WORK TO BE COMPLETED.
Repeat the material below word for word and leave out all pictures.

>> Begin LISTED ENTRIES

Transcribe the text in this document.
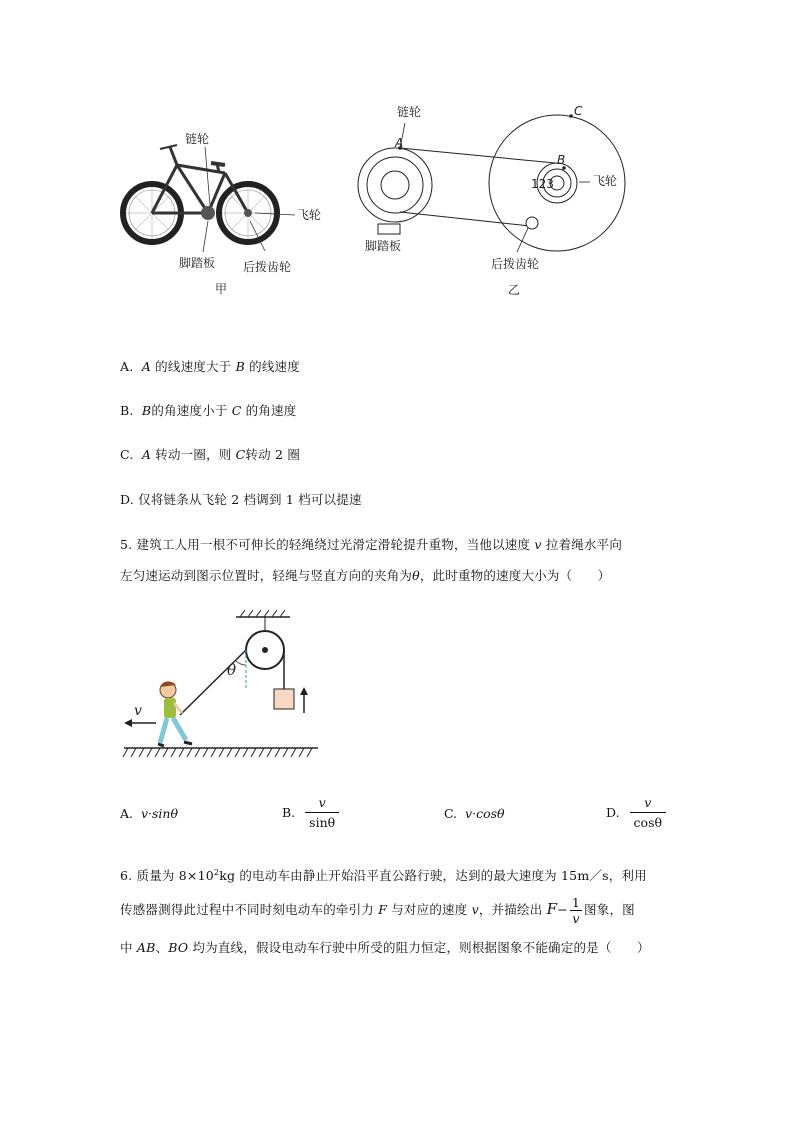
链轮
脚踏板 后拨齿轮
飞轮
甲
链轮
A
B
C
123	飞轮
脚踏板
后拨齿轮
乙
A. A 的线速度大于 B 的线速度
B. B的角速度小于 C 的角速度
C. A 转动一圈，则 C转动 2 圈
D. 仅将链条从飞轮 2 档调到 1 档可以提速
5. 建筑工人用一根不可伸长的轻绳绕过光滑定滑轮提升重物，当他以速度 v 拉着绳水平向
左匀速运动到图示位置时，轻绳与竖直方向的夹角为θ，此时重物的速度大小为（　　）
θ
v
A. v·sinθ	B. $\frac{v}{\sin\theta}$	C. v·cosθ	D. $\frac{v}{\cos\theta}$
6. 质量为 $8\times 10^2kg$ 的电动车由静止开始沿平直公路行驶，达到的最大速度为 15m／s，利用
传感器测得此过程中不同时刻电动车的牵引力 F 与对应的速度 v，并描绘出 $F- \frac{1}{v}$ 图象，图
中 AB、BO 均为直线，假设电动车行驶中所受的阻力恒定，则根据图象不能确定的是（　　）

>> End LISTED ENTRIES

TASK OUTPUT.
Transcribe the text in this document.
链轮
脚踏板 后拨齿轮
飞轮
甲
链轮
A
B
C
123	飞轮
脚踏板
后拨齿轮
乙
A. A 的线速度大于 B 的线速度
B. B的角速度小于 C 的角速度
C. A 转动一圈，则 C转动 2 圈
D. 仅将链条从飞轮 2 档调到 1 档可以提速
5. 建筑工人用一根不可伸长的轻绳绕过光滑定滑轮提升重物，当他以速度 v 拉着绳水平向
左匀速运动到图示位置时，轻绳与竖直方向的夹角为θ，此时重物的速度大小为（　　）
θ
v
A. v·sinθ	B. $\frac{v}{\sin\theta}$	C. v·cosθ	D. $\frac{v}{\cos\theta}$
6. 质量为 $8\times 10^2kg$ 的电动车由静止开始沿平直公路行驶，达到的最大速度为 15m／s，利用
传感器测得此过程中不同时刻电动车的牵引力 F 与对应的速度 v，并描绘出 $F- \frac{1}{v}$ 图象，图
中 AB、BO 均为直线，假设电动车行驶中所受的阻力恒定，则根据图象不能确定的是（　　）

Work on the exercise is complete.